======== AVAILABLE DATA

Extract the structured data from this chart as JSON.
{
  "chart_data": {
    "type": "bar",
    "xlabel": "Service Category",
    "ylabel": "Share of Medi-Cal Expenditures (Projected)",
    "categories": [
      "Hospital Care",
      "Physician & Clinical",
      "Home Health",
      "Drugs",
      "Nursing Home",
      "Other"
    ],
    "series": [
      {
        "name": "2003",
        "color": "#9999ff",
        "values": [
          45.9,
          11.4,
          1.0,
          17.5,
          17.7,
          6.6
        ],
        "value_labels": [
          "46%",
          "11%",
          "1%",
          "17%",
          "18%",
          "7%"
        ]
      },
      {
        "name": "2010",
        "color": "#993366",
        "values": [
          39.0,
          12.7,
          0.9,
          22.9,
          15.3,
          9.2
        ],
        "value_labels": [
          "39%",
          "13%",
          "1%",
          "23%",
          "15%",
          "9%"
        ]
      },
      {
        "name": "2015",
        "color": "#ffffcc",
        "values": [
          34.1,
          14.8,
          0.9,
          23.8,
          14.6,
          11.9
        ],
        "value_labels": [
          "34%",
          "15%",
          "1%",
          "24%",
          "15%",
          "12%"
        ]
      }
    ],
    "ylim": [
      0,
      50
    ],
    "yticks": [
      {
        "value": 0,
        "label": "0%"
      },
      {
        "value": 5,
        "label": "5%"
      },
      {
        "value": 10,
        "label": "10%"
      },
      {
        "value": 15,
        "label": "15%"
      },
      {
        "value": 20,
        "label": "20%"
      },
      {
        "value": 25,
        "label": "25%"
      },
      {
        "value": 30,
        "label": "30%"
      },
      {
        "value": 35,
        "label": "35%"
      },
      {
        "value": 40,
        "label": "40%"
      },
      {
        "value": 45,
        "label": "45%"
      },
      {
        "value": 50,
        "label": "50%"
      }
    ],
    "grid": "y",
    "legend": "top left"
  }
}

================

Using the data above, return each line exactly as written.

### CORRECT OUTPUT
Extract the structured data from this chart as JSON.
{
  "chart_data": {
    "type": "bar",
    "xlabel": "Service Category",
    "ylabel": "Share of Medi-Cal Expenditures (Projected)",
    "categories": [
      "Hospital Care",
      "Physician & Clinical",
      "Home Health",
      "Drugs",
      "Nursing Home",
      "Other"
    ],
    "series": [
      {
        "name": "2003",
        "color": "#9999ff",
        "values": [
          45.9,
          11.4,
          1.0,
          17.5,
          17.7,
          6.6
        ],
        "value_labels": [
          "46%",
          "11%",
          "1%",
          "17%",
          "18%",
          "7%"
        ]
      },
      {
        "name": "2010",
        "color": "#993366",
        "values": [
          39.0,
          12.7,
          0.9,
          22.9,
          15.3,
          9.2
        ],
        "value_labels": [
          "39%",
          "13%",
          "1%",
          "23%",
          "15%",
          "9%"
        ]
      },
      {
        "name": "2015",
        "color": "#ffffcc",
        "values": [
          34.1,
          14.8,
          0.9,
          23.8,
          14.6,
          11.9
        ],
        "value_labels": [
          "34%",
          "15%",
          "1%",
          "24%",
          "15%",
          "12%"
        ]
      }
    ],
    "ylim": [
      0,
      50
    ],
    "yticks": [
      {
        "value": 0,
        "label": "0%"
      },
      {
        "value": 5,
        "label": "5%"
      },
      {
        "value": 10,
        "label": "10%"
      },
      {
        "value": 15,
        "label": "15%"
      },
      {
        "value": 20,
        "label": "20%"
      },
      {
        "value": 25,
        "label": "25%"
      },
      {
        "value": 30,
        "label": "30%"
      },
      {
        "value": 35,
        "label": "35%"
      },
      {
        "value": 40,
        "label": "40%"
      },
      {
        "value": 45,
        "label": "45%"
      },
      {
        "value": 50,
        "label": "50%"
      }
    ],
    "grid": "y",
    "legend": "top left"
  }
}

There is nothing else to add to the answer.